# What is asked:
Go through the entries below, tally each line with the string "Проверка", and give the final number by itself.
╭─ Provided information
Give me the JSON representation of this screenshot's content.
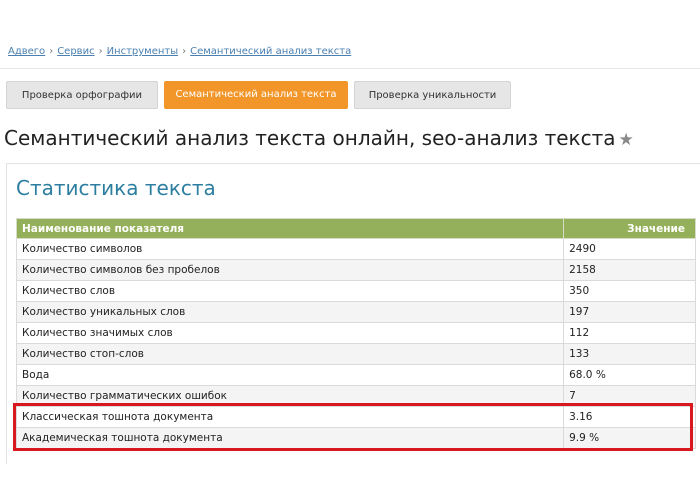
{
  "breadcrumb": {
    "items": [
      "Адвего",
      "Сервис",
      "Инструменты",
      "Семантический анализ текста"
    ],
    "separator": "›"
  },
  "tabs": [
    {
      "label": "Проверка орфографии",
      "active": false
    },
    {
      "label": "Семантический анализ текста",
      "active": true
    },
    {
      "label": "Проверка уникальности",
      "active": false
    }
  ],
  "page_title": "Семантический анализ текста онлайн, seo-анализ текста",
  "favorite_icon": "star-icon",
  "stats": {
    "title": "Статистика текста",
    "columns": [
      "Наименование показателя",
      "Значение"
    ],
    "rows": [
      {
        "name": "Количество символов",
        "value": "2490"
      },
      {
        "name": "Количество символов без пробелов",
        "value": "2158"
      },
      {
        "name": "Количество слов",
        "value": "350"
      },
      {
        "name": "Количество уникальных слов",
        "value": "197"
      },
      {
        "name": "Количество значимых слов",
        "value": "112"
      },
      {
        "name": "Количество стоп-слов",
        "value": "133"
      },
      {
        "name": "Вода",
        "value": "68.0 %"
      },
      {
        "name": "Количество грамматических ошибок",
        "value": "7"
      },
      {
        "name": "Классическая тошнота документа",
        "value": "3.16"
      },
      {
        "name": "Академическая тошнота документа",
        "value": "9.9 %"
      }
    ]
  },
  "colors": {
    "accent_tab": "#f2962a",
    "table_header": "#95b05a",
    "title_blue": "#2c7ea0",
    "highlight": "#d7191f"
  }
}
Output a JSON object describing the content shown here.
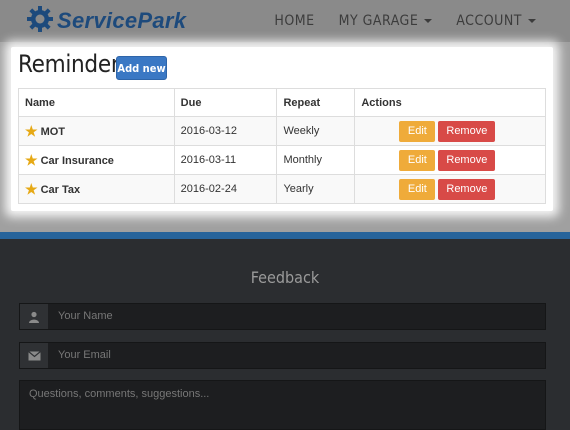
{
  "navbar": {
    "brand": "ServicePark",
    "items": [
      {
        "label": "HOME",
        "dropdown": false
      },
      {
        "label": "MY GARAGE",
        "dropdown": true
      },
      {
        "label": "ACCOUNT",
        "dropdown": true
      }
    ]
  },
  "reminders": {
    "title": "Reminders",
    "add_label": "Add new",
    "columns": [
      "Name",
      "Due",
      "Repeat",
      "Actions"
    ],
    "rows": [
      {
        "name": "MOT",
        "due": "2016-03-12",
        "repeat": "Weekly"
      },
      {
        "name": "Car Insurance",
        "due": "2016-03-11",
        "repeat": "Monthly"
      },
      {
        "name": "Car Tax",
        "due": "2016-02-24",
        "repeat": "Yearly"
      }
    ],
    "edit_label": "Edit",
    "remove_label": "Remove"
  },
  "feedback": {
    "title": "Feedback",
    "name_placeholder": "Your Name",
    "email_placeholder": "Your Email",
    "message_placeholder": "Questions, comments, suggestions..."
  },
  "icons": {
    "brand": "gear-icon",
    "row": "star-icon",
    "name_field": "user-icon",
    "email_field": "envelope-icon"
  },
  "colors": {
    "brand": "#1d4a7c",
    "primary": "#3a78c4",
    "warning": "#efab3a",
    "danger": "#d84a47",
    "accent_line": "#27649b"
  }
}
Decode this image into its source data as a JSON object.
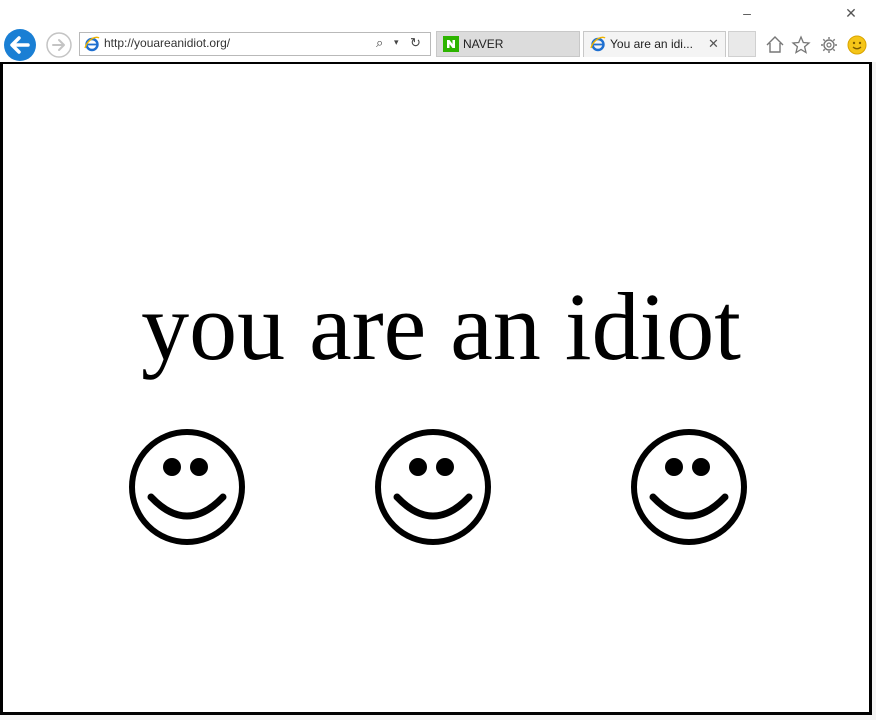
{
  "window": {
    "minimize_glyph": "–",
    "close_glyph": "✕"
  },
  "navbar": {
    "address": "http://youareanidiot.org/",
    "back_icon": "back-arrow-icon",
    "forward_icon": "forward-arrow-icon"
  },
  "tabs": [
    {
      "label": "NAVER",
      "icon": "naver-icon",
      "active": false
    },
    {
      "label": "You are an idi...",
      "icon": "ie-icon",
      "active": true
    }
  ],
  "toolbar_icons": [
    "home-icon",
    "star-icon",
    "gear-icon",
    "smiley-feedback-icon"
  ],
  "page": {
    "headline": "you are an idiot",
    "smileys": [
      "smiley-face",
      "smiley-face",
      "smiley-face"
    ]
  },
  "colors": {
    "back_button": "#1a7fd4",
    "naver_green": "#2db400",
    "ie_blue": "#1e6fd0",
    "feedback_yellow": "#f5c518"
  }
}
╰─
# Correct response:
2